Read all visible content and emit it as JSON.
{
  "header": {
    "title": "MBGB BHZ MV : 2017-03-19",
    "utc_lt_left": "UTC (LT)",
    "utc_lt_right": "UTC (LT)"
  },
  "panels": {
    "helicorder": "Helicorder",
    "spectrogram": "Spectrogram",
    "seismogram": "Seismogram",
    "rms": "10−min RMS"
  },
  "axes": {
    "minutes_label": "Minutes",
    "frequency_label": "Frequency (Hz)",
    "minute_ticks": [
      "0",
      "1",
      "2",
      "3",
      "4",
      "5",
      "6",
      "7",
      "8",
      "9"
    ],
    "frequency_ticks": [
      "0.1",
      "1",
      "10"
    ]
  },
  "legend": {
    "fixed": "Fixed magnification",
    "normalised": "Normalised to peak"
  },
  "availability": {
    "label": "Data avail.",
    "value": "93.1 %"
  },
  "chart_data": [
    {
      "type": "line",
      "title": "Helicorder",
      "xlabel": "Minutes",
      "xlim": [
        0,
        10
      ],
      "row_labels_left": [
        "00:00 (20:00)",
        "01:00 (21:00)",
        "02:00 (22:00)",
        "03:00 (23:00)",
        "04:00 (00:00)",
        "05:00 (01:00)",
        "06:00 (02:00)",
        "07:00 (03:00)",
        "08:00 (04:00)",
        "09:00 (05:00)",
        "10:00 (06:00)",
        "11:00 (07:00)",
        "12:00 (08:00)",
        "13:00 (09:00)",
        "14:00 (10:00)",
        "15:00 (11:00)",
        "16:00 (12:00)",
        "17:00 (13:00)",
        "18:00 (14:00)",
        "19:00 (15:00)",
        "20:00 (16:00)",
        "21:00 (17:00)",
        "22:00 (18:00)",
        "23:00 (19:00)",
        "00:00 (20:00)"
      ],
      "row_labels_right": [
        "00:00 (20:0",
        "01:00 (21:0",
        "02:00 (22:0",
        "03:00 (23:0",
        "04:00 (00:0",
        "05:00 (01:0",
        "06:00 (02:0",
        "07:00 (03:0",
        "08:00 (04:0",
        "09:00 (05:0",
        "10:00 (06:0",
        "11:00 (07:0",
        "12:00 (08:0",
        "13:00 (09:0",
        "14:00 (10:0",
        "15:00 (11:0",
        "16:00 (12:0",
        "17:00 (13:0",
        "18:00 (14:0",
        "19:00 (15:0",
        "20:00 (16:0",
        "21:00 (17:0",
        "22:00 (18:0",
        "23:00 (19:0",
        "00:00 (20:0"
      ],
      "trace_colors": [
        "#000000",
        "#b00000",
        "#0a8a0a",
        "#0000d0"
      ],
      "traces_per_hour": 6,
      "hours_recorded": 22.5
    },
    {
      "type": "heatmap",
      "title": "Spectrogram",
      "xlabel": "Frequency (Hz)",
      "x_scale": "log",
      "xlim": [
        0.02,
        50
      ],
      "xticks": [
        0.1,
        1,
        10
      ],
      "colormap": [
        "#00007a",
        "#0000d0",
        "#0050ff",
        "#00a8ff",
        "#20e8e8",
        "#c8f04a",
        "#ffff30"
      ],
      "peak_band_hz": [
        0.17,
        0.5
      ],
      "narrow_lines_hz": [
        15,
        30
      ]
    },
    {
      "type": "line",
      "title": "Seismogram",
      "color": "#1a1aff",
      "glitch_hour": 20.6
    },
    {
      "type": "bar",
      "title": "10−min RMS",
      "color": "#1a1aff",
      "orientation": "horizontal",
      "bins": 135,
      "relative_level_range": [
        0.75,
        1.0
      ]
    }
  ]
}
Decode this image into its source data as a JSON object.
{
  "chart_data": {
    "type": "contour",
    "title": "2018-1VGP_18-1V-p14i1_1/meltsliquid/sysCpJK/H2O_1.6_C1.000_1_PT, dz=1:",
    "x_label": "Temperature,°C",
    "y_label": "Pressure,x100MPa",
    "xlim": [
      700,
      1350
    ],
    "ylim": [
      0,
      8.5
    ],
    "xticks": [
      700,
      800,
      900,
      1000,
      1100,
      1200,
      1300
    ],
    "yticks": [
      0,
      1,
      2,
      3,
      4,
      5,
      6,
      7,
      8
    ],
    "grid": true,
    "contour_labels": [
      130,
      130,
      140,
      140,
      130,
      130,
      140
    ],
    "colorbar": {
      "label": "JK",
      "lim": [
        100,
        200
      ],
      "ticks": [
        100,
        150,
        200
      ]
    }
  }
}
_ _ _ _ _ _ _
Problem to work on →
From the records above, extract every entry exactly as given.

Full output →
Read all visible content and emit it as JSON.
{
  "header": {
    "title": "MBGB BHZ MV : 2017-03-19",
    "utc_lt_left": "UTC (LT)",
    "utc_lt_right": "UTC (LT)"
  },
  "panels": {
    "helicorder": "Helicorder",
    "spectrogram": "Spectrogram",
    "seismogram": "Seismogram",
    "rms": "10−min RMS"
  },
  "axes": {
    "minutes_label": "Minutes",
    "frequency_label": "Frequency (Hz)",
    "minute_ticks": [
      "0",
      "1",
      "2",
      "3",
      "4",
      "5",
      "6",
      "7",
      "8",
      "9"
    ],
    "frequency_ticks": [
      "0.1",
      "1",
      "10"
    ]
  },
  "legend": {
    "fixed": "Fixed magnification",
    "normalised": "Normalised to peak"
  },
  "availability": {
    "label": "Data avail.",
    "value": "93.1 %"
  },
  "chart_data": [
    {
      "type": "line",
      "title": "Helicorder",
      "xlabel": "Minutes",
      "xlim": [
        0,
        10
      ],
      "row_labels_left": [
        "00:00 (20:00)",
        "01:00 (21:00)",
        "02:00 (22:00)",
        "03:00 (23:00)",
        "04:00 (00:00)",
        "05:00 (01:00)",
        "06:00 (02:00)",
        "07:00 (03:00)",
        "08:00 (04:00)",
        "09:00 (05:00)",
        "10:00 (06:00)",
        "11:00 (07:00)",
        "12:00 (08:00)",
        "13:00 (09:00)",
        "14:00 (10:00)",
        "15:00 (11:00)",
        "16:00 (12:00)",
        "17:00 (13:00)",
        "18:00 (14:00)",
        "19:00 (15:00)",
        "20:00 (16:00)",
        "21:00 (17:00)",
        "22:00 (18:00)",
        "23:00 (19:00)",
        "00:00 (20:00)"
      ],
      "row_labels_right": [
        "00:00 (20:0",
        "01:00 (21:0",
        "02:00 (22:0",
        "03:00 (23:0",
        "04:00 (00:0",
        "05:00 (01:0",
        "06:00 (02:0",
        "07:00 (03:0",
        "08:00 (04:0",
        "09:00 (05:0",
        "10:00 (06:0",
        "11:00 (07:0",
        "12:00 (08:0",
        "13:00 (09:0",
        "14:00 (10:0",
        "15:00 (11:0",
        "16:00 (12:0",
        "17:00 (13:0",
        "18:00 (14:0",
        "19:00 (15:0",
        "20:00 (16:0",
        "21:00 (17:0",
        "22:00 (18:0",
        "23:00 (19:0",
        "00:00 (20:0"
      ],
      "trace_colors": [
        "#000000",
        "#b00000",
        "#0a8a0a",
        "#0000d0"
      ],
      "traces_per_hour": 6,
      "hours_recorded": 22.5
    },
    {
      "type": "heatmap",
      "title": "Spectrogram",
      "xlabel": "Frequency (Hz)",
      "x_scale": "log",
      "xlim": [
        0.02,
        50
      ],
      "xticks": [
        0.1,
        1,
        10
      ],
      "colormap": [
        "#00007a",
        "#0000d0",
        "#0050ff",
        "#00a8ff",
        "#20e8e8",
        "#c8f04a",
        "#ffff30"
      ],
      "peak_band_hz": [
        0.17,
        0.5
      ],
      "narrow_lines_hz": [
        15,
        30
      ]
    },
    {
      "type": "line",
      "title": "Seismogram",
      "color": "#1a1aff",
      "glitch_hour": 20.6
    },
    {
      "type": "bar",
      "title": "10−min RMS",
      "color": "#1a1aff",
      "orientation": "horizontal",
      "bins": 135,
      "relative_level_range": [
        0.75,
        1.0
      ]
    }
  ]
}
Decode this image into its source data as a JSON object.
{
  "chart_data": {
    "type": "contour",
    "title": "2018-1VGP_18-1V-p14i1_1/meltsliquid/sysCpJK/H2O_1.6_C1.000_1_PT, dz=1:",
    "x_label": "Temperature,°C",
    "y_label": "Pressure,x100MPa",
    "xlim": [
      700,
      1350
    ],
    "ylim": [
      0,
      8.5
    ],
    "xticks": [
      700,
      800,
      900,
      1000,
      1100,
      1200,
      1300
    ],
    "yticks": [
      0,
      1,
      2,
      3,
      4,
      5,
      6,
      7,
      8
    ],
    "grid": true,
    "contour_labels": [
      130,
      130,
      140,
      140,
      130,
      130,
      140
    ],
    "colorbar": {
      "label": "JK",
      "lim": [
        100,
        200
      ],
      "ticks": [
        100,
        150,
        200
      ]
    }
  }
}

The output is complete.